(Passage given)
══════

More than a dozen Italian banks, including top lenders UniCredit and Intesa Sanpaolo, tapped 116 billion euros ($143.52 billion) of new three-year loans offered by the European Central Bank, nearly a quarter of the total, three sources with direct knowledge of the matter told Reuters.

The ECB's first ever offer of three-year loans on Wednesday drew demand for a massive 489 billion euros from 523 banks, raising hopes a credit crunch can be avoided and that the money could be used to buy Italian and Spanish bonds.

It's a 116 billion euros, one senior banking source told Reuters. Two other sources confirmed that amount.

The Italian figure includes 40.4 billion euros of state-backed bank bonds which were used as collateral for the loans. But banks could also offer other types of collateral for the ECB loans, such as government bonds for example.

══════

Boxed element entries:

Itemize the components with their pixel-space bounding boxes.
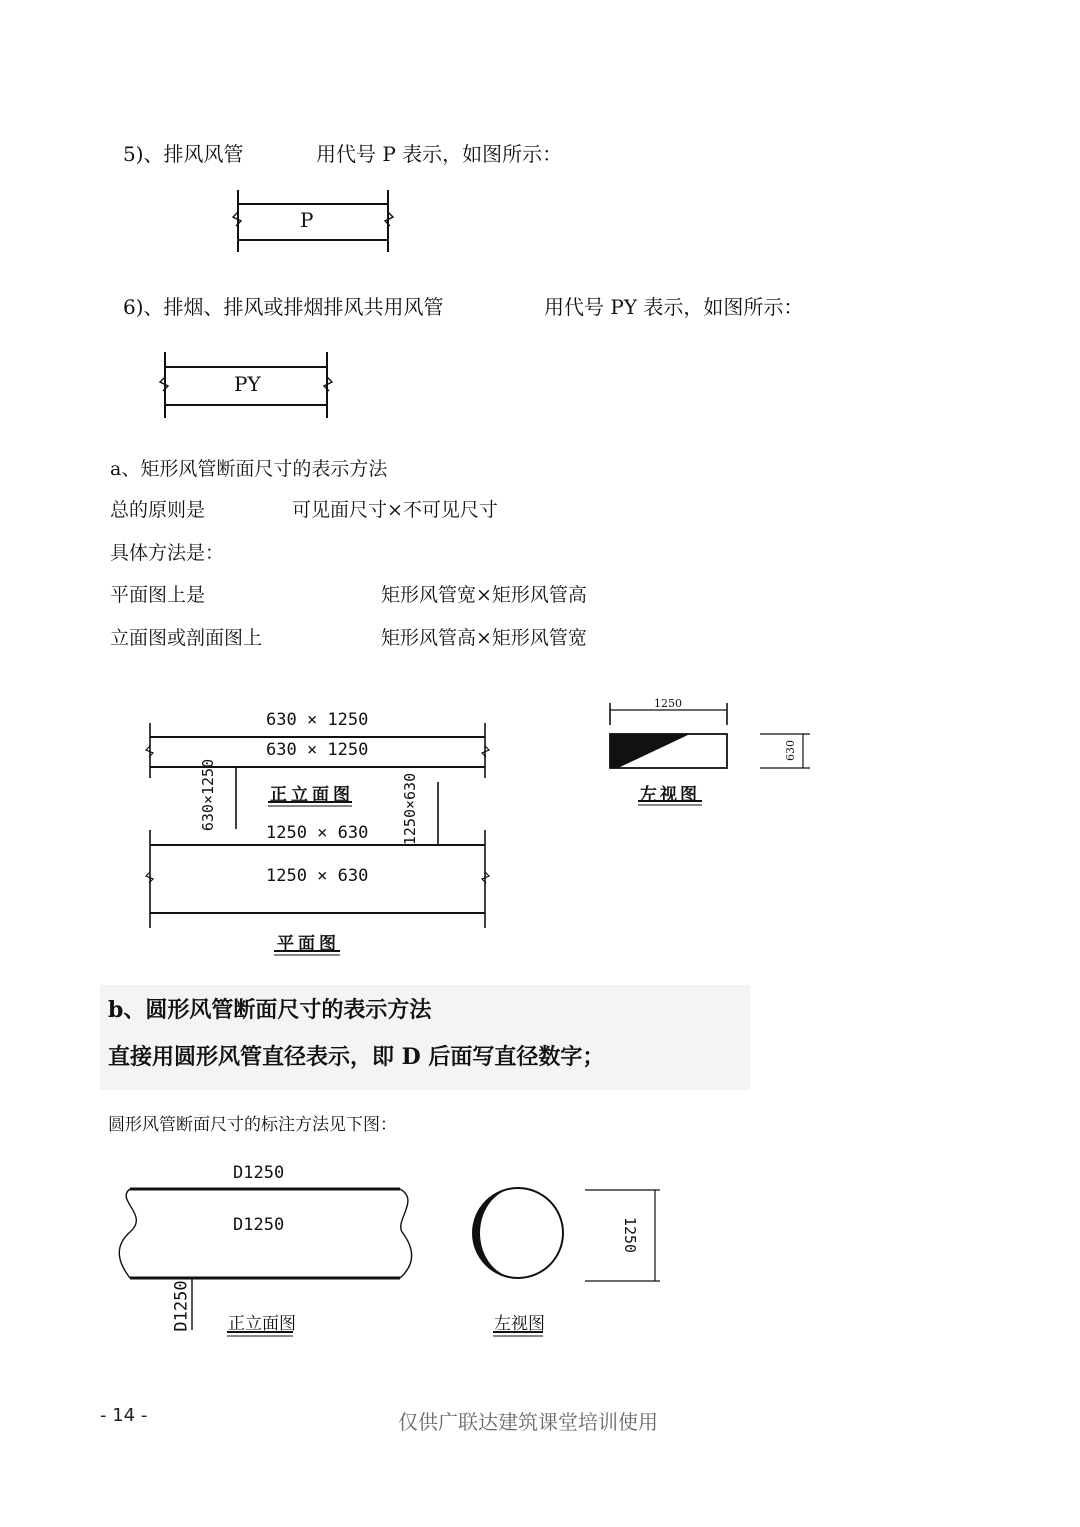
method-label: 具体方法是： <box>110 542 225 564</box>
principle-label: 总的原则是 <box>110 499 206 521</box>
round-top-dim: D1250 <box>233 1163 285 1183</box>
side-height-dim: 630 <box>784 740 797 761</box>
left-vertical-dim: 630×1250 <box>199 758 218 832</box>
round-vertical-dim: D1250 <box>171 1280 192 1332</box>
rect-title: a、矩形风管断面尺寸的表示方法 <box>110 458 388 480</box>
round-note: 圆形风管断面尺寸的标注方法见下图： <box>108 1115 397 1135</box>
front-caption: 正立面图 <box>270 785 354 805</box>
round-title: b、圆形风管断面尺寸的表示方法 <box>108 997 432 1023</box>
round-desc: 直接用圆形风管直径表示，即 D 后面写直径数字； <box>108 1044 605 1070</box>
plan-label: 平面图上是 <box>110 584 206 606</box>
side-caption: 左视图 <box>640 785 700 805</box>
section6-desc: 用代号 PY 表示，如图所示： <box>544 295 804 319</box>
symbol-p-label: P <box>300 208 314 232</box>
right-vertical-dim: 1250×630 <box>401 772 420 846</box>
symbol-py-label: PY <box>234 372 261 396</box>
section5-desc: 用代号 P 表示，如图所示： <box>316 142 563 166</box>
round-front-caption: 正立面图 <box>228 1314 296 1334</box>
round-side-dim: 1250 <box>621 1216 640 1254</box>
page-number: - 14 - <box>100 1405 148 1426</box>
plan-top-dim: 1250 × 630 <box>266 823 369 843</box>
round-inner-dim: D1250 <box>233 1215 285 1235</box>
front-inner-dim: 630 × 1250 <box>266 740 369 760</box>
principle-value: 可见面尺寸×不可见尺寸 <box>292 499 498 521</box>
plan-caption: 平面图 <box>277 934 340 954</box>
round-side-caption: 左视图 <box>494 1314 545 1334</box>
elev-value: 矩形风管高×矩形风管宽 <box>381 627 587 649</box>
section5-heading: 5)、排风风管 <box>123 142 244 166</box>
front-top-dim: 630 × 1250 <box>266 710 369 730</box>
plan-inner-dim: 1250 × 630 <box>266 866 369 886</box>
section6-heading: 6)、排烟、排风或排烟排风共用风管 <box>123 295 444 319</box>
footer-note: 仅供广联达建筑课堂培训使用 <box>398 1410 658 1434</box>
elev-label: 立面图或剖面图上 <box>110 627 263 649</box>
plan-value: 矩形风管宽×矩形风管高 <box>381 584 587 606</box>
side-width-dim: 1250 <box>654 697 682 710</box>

══════

(Short problem 1) From the report on Italian banks' borrowing from the European Central Bank, return the passage between "More than a" and "bonds for example.", inclusive.
(Short problem 2) Using the report on Italian banks' borrowing from the European Central Bank, explain in one to three sentences why the demand for the three-year loans was regarded as encouraging.

(Final result 1)
More than a dozen Italian banks, including top lenders UniCredit and Intesa Sanpaolo, tapped 116 billion euros ($143.52 billion) of new three-year loans offered by the European Central Bank, nearly a quarter of the total, three sources with direct knowledge of the matter told Reuters.

The ECB's first ever offer of three-year loans on Wednesday drew demand for a massive 489 billion euros from 523 banks, raising hopes a credit crunch can be avoided and that the money could be used to buy Italian and Spanish bonds.

It's a 116 billion euros, one senior banking source told Reuters. Two other sources confirmed that amount.

The Italian figure includes 40.4 billion euros of state-backed bank bonds which were used as collateral for the loans. But banks could also offer other types of collateral for the ECB loans, such as government bonds for example.

(Final result 2) The ECB's first offer of three-year loans drew demand for 489 billion euros from 523 banks. That response raised hopes that a credit crunch could be avoided. It also raised hopes that the money could be used to buy Italian and Spanish bonds.